> [Exercise details]:
Identify all lines below that hold "JSON" and collect them.

(Figure content listings)

▽

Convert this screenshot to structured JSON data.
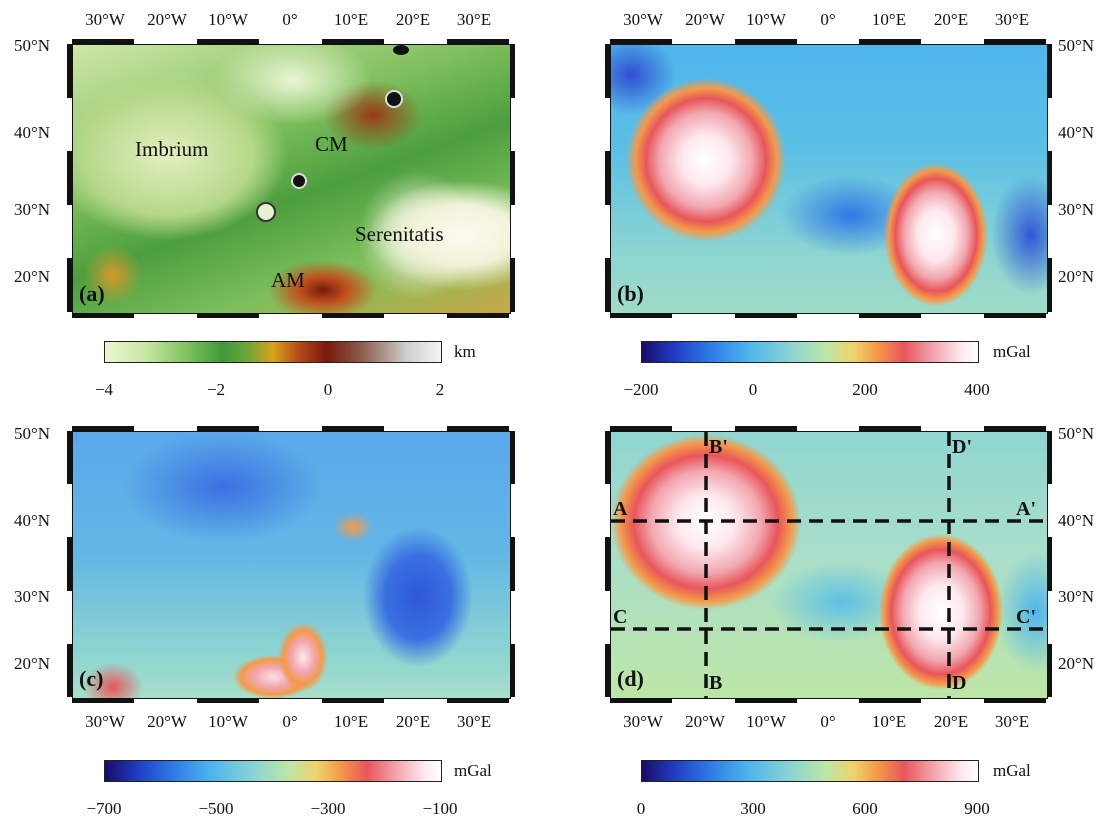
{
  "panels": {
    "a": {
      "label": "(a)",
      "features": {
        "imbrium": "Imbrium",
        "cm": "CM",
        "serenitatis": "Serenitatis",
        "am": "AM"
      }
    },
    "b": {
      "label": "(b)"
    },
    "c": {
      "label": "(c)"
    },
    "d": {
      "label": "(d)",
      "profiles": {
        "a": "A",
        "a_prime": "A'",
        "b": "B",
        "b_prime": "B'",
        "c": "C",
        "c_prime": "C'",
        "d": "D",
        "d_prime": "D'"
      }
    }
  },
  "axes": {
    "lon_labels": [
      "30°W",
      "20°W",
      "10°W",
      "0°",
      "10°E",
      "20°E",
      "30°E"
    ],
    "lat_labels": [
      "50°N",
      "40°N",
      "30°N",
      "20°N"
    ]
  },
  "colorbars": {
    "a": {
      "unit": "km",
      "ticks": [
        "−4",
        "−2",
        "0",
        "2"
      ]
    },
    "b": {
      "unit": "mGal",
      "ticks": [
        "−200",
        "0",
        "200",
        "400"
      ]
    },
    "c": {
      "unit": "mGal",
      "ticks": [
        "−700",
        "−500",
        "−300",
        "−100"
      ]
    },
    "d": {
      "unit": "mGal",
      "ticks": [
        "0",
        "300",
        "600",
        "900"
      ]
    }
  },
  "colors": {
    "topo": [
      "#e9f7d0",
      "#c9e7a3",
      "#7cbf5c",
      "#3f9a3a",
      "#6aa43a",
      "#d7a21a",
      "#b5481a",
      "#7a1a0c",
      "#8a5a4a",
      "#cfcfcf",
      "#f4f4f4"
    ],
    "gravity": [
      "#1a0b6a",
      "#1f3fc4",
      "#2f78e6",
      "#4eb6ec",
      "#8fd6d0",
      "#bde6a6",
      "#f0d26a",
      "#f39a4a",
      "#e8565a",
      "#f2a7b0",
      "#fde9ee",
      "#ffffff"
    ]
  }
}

△
▽

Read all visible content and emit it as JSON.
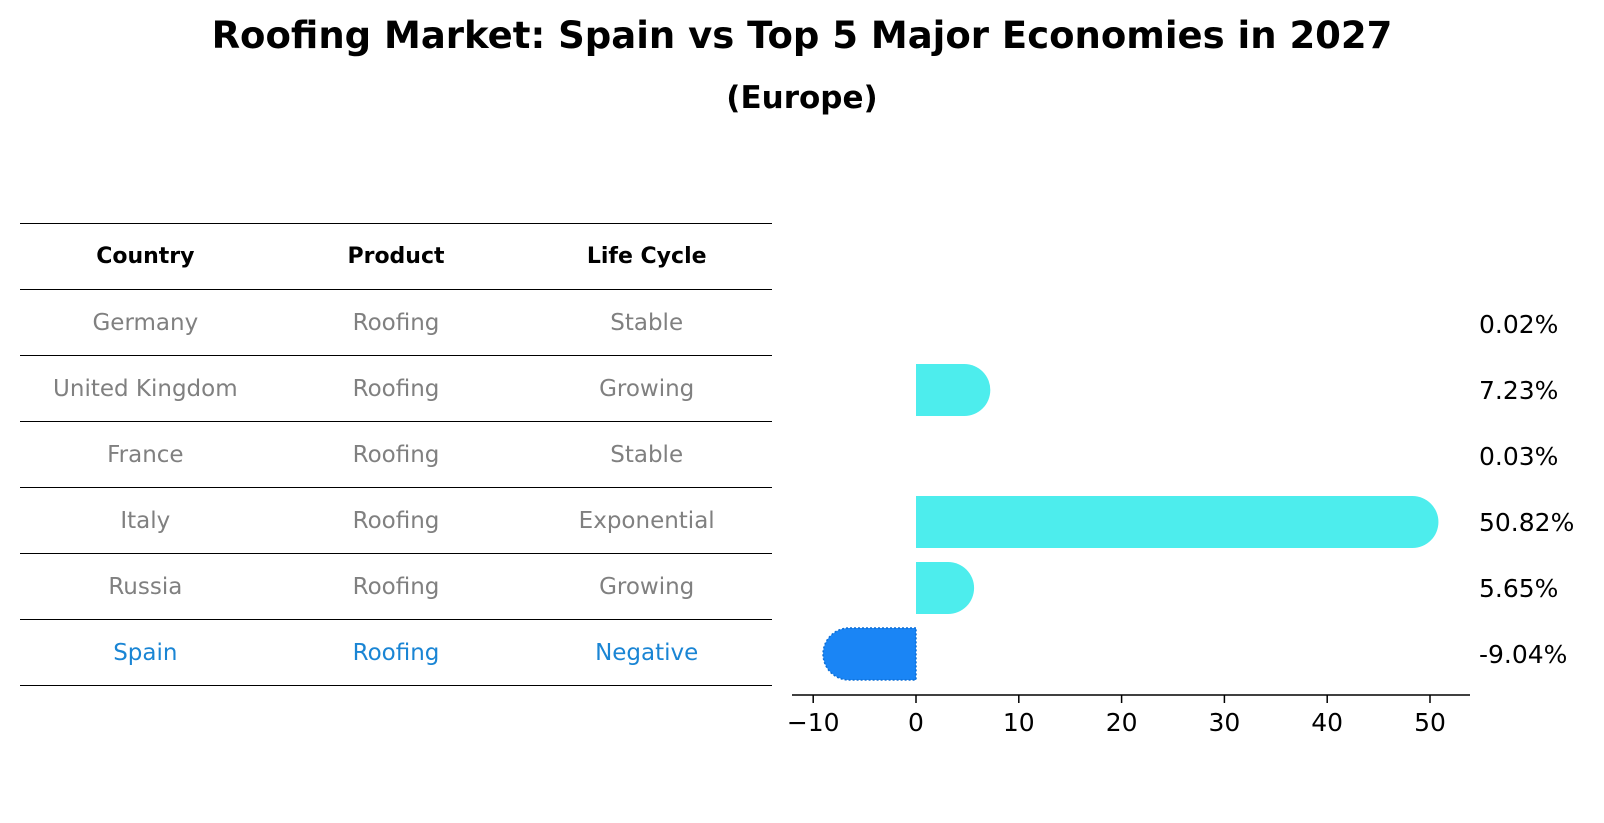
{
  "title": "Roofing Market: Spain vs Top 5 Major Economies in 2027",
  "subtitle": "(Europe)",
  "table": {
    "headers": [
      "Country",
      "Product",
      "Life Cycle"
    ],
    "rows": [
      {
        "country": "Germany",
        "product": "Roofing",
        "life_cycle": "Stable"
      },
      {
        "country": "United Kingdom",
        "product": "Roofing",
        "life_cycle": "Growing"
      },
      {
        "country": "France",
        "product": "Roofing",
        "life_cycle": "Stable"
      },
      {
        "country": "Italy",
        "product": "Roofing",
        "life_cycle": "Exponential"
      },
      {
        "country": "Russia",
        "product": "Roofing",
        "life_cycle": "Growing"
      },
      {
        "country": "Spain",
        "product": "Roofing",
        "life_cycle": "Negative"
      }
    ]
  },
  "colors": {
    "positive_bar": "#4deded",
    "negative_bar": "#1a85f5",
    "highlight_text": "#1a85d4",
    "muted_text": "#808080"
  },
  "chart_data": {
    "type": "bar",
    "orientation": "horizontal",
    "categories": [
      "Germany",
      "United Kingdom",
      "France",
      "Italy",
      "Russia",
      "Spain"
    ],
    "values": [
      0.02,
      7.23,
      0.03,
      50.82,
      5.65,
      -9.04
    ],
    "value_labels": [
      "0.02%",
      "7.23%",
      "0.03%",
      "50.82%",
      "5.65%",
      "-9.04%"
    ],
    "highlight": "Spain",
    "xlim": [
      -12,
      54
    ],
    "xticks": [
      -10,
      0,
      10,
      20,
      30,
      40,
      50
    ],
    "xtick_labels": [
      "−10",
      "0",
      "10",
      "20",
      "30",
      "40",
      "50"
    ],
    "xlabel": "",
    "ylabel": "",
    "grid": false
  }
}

△

> [Exercise output]:
Convert this screenshot to structured JSON data.
Read all visible content and emit it as JSON.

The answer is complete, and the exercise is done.